_TASK INPUTS_
⟨
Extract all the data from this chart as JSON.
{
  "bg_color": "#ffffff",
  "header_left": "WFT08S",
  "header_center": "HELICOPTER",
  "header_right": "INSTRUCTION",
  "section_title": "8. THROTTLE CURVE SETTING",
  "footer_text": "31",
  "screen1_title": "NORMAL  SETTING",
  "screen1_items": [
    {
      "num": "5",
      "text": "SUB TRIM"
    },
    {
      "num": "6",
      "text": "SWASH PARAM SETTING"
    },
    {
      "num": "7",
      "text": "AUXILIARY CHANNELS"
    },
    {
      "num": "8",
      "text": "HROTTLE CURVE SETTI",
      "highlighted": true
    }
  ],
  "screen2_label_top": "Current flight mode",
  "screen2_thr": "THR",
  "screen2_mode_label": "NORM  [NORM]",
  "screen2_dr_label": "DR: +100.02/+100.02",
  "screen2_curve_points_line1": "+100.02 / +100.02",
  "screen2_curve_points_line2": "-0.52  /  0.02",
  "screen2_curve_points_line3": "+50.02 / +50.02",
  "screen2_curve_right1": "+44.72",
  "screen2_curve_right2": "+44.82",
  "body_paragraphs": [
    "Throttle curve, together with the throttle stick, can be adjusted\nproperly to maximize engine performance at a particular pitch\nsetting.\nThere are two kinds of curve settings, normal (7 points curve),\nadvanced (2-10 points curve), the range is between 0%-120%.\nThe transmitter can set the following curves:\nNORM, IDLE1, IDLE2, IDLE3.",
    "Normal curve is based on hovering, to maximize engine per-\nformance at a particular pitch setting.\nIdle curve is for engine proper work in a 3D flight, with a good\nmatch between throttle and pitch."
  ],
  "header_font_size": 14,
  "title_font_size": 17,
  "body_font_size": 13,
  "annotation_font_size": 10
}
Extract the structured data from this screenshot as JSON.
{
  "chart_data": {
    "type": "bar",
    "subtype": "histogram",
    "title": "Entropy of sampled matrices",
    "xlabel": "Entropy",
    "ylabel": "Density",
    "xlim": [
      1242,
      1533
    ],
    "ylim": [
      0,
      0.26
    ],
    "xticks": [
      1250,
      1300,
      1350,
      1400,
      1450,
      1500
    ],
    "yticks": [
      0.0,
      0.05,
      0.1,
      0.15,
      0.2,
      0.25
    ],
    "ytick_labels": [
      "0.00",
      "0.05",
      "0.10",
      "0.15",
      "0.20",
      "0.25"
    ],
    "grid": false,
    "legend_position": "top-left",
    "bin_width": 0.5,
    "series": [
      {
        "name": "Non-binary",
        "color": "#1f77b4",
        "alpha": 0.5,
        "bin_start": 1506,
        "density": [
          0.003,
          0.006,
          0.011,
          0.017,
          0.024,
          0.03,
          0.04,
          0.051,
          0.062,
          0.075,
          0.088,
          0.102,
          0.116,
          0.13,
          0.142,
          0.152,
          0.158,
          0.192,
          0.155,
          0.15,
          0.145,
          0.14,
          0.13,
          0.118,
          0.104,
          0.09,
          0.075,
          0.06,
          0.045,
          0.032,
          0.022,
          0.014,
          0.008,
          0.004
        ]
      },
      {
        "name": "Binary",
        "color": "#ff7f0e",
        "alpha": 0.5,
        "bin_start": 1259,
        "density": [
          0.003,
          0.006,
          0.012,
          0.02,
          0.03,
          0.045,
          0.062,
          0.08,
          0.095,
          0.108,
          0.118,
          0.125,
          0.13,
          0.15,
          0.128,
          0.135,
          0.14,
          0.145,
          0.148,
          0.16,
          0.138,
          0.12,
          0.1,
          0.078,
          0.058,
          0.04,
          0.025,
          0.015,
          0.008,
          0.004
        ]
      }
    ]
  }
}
⟩
_WHAT YOU WILL DO_
Check each line above for the string "with", then copy the ones that have it.

_FINAL ANSWER_
    "Throttle curve, together with the throttle stick, can be adjusted\nproperly to maximize engine performance at a particular pitch\nsetting.\nThere are two kinds of curve settings, normal (7 points curve),\nadvanced (2-10 points curve), the range is between 0%-120%.\nThe transmitter can set the following curves:\nNORM, IDLE1, IDLE2, IDLE3.",
    "Normal curve is based on hovering, to maximize engine per-\nformance at a particular pitch setting.\nIdle curve is for engine proper work in a 3D flight, with a good\nmatch between throttle and pitch."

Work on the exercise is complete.